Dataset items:
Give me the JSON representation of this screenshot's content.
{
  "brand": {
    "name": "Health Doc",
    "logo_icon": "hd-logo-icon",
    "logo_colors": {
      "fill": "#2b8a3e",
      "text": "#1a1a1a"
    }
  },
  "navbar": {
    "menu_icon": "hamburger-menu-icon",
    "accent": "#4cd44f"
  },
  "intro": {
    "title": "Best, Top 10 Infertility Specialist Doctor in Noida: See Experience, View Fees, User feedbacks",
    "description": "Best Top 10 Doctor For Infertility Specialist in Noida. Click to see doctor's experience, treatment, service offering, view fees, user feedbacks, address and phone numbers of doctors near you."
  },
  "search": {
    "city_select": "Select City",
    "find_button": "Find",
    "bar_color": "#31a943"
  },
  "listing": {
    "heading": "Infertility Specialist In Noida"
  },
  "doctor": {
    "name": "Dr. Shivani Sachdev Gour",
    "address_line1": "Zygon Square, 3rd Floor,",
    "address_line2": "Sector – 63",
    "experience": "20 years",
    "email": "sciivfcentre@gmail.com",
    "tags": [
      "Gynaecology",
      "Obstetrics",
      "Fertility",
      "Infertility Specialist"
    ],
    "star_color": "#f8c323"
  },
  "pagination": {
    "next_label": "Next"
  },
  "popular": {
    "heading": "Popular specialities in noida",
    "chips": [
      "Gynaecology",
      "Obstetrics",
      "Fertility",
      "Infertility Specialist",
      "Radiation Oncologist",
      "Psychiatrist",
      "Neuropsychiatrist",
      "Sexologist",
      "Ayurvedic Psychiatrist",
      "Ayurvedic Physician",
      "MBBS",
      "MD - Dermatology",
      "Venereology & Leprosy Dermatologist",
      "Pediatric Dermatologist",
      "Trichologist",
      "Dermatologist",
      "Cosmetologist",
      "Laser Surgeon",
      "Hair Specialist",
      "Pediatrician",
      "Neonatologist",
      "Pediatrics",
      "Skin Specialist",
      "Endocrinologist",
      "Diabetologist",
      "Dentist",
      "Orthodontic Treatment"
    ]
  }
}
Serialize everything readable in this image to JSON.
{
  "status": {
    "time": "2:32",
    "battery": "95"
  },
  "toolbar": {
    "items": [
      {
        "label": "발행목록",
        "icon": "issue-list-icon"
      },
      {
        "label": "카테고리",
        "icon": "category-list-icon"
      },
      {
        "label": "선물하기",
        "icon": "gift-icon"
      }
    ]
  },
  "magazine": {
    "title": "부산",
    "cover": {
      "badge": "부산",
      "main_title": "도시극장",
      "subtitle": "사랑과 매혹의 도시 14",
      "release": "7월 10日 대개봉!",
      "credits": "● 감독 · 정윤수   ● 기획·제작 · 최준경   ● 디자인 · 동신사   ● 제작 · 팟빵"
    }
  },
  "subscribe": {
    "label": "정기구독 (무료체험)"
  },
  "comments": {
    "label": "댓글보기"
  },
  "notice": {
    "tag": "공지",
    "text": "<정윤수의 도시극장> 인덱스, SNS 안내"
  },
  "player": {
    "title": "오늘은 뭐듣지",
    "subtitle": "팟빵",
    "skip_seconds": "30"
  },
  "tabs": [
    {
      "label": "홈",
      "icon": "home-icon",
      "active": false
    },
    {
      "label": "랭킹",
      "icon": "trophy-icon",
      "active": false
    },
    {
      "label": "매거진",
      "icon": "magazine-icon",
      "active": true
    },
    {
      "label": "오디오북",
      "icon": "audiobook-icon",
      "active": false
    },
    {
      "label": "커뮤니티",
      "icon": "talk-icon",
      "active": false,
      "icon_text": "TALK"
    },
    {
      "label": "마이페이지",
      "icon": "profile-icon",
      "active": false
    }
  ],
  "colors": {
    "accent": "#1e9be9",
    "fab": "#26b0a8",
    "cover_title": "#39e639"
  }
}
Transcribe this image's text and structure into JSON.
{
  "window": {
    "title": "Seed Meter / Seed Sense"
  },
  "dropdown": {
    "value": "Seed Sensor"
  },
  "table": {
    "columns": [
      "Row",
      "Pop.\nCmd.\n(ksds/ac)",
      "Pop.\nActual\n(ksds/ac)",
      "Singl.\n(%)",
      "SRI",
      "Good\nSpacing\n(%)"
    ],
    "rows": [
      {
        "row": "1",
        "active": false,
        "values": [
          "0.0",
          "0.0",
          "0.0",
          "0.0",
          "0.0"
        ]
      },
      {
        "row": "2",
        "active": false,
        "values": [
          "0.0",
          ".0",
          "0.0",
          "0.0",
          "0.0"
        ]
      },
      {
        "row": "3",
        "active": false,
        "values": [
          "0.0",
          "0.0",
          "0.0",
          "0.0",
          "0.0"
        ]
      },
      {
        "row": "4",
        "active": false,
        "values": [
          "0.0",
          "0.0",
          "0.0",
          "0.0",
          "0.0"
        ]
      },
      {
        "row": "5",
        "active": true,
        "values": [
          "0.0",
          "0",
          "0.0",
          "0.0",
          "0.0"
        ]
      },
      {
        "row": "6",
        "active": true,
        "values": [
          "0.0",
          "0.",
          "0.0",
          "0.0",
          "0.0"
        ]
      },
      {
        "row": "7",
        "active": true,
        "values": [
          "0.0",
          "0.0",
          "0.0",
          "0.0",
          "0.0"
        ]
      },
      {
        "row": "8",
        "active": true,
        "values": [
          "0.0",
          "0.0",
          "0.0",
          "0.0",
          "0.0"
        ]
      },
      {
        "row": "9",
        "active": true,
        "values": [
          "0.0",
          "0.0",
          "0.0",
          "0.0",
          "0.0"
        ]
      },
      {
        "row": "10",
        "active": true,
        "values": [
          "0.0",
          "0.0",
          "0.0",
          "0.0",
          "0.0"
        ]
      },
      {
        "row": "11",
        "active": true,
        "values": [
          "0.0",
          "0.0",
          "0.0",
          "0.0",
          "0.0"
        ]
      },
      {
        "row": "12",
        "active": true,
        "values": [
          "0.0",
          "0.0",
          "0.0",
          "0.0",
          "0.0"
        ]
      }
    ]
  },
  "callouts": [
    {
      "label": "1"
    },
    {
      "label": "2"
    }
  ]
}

Directive
Exactly as written, please output every entry.

Expected answer
Give me the JSON representation of this screenshot's content.
{
  "brand": {
    "name": "Health Doc",
    "logo_icon": "hd-logo-icon",
    "logo_colors": {
      "fill": "#2b8a3e",
      "text": "#1a1a1a"
    }
  },
  "navbar": {
    "menu_icon": "hamburger-menu-icon",
    "accent": "#4cd44f"
  },
  "intro": {
    "title": "Best, Top 10 Infertility Specialist Doctor in Noida: See Experience, View Fees, User feedbacks",
    "description": "Best Top 10 Doctor For Infertility Specialist in Noida. Click to see doctor's experience, treatment, service offering, view fees, user feedbacks, address and phone numbers of doctors near you."
  },
  "search": {
    "city_select": "Select City",
    "find_button": "Find",
    "bar_color": "#31a943"
  },
  "listing": {
    "heading": "Infertility Specialist In Noida"
  },
  "doctor": {
    "name": "Dr. Shivani Sachdev Gour",
    "address_line1": "Zygon Square, 3rd Floor,",
    "address_line2": "Sector – 63",
    "experience": "20 years",
    "email": "sciivfcentre@gmail.com",
    "tags": [
      "Gynaecology",
      "Obstetrics",
      "Fertility",
      "Infertility Specialist"
    ],
    "star_color": "#f8c323"
  },
  "pagination": {
    "next_label": "Next"
  },
  "popular": {
    "heading": "Popular specialities in noida",
    "chips": [
      "Gynaecology",
      "Obstetrics",
      "Fertility",
      "Infertility Specialist",
      "Radiation Oncologist",
      "Psychiatrist",
      "Neuropsychiatrist",
      "Sexologist",
      "Ayurvedic Psychiatrist",
      "Ayurvedic Physician",
      "MBBS",
      "MD - Dermatology",
      "Venereology & Leprosy Dermatologist",
      "Pediatric Dermatologist",
      "Trichologist",
      "Dermatologist",
      "Cosmetologist",
      "Laser Surgeon",
      "Hair Specialist",
      "Pediatrician",
      "Neonatologist",
      "Pediatrics",
      "Skin Specialist",
      "Endocrinologist",
      "Diabetologist",
      "Dentist",
      "Orthodontic Treatment"
    ]
  }
}
Serialize everything readable in this image to JSON.
{
  "status": {
    "time": "2:32",
    "battery": "95"
  },
  "toolbar": {
    "items": [
      {
        "label": "발행목록",
        "icon": "issue-list-icon"
      },
      {
        "label": "카테고리",
        "icon": "category-list-icon"
      },
      {
        "label": "선물하기",
        "icon": "gift-icon"
      }
    ]
  },
  "magazine": {
    "title": "부산",
    "cover": {
      "badge": "부산",
      "main_title": "도시극장",
      "subtitle": "사랑과 매혹의 도시 14",
      "release": "7월 10日 대개봉!",
      "credits": "● 감독 · 정윤수   ● 기획·제작 · 최준경   ● 디자인 · 동신사   ● 제작 · 팟빵"
    }
  },
  "subscribe": {
    "label": "정기구독 (무료체험)"
  },
  "comments": {
    "label": "댓글보기"
  },
  "notice": {
    "tag": "공지",
    "text": "<정윤수의 도시극장> 인덱스, SNS 안내"
  },
  "player": {
    "title": "오늘은 뭐듣지",
    "subtitle": "팟빵",
    "skip_seconds": "30"
  },
  "tabs": [
    {
      "label": "홈",
      "icon": "home-icon",
      "active": false
    },
    {
      "label": "랭킹",
      "icon": "trophy-icon",
      "active": false
    },
    {
      "label": "매거진",
      "icon": "magazine-icon",
      "active": true
    },
    {
      "label": "오디오북",
      "icon": "audiobook-icon",
      "active": false
    },
    {
      "label": "커뮤니티",
      "icon": "talk-icon",
      "active": false,
      "icon_text": "TALK"
    },
    {
      "label": "마이페이지",
      "icon": "profile-icon",
      "active": false
    }
  ],
  "colors": {
    "accent": "#1e9be9",
    "fab": "#26b0a8",
    "cover_title": "#39e639"
  }
}
Transcribe this image's text and structure into JSON.
{
  "window": {
    "title": "Seed Meter / Seed Sense"
  },
  "dropdown": {
    "value": "Seed Sensor"
  },
  "table": {
    "columns": [
      "Row",
      "Pop.\nCmd.\n(ksds/ac)",
      "Pop.\nActual\n(ksds/ac)",
      "Singl.\n(%)",
      "SRI",
      "Good\nSpacing\n(%)"
    ],
    "rows": [
      {
        "row": "1",
        "active": false,
        "values": [
          "0.0",
          "0.0",
          "0.0",
          "0.0",
          "0.0"
        ]
      },
      {
        "row": "2",
        "active": false,
        "values": [
          "0.0",
          ".0",
          "0.0",
          "0.0",
          "0.0"
        ]
      },
      {
        "row": "3",
        "active": false,
        "values": [
          "0.0",
          "0.0",
          "0.0",
          "0.0",
          "0.0"
        ]
      },
      {
        "row": "4",
        "active": false,
        "values": [
          "0.0",
          "0.0",
          "0.0",
          "0.0",
          "0.0"
        ]
      },
      {
        "row": "5",
        "active": true,
        "values": [
          "0.0",
          "0",
          "0.0",
          "0.0",
          "0.0"
        ]
      },
      {
        "row": "6",
        "active": true,
        "values": [
          "0.0",
          "0.",
          "0.0",
          "0.0",
          "0.0"
        ]
      },
      {
        "row": "7",
        "active": true,
        "values": [
          "0.0",
          "0.0",
          "0.0",
          "0.0",
          "0.0"
        ]
      },
      {
        "row": "8",
        "active": true,
        "values": [
          "0.0",
          "0.0",
          "0.0",
          "0.0",
          "0.0"
        ]
      },
      {
        "row": "9",
        "active": true,
        "values": [
          "0.0",
          "0.0",
          "0.0",
          "0.0",
          "0.0"
        ]
      },
      {
        "row": "10",
        "active": true,
        "values": [
          "0.0",
          "0.0",
          "0.0",
          "0.0",
          "0.0"
        ]
      },
      {
        "row": "11",
        "active": true,
        "values": [
          "0.0",
          "0.0",
          "0.0",
          "0.0",
          "0.0"
        ]
      },
      {
        "row": "12",
        "active": true,
        "values": [
          "0.0",
          "0.0",
          "0.0",
          "0.0",
          "0.0"
        ]
      }
    ]
  },
  "callouts": [
    {
      "label": "1"
    },
    {
      "label": "2"
    }
  ]
}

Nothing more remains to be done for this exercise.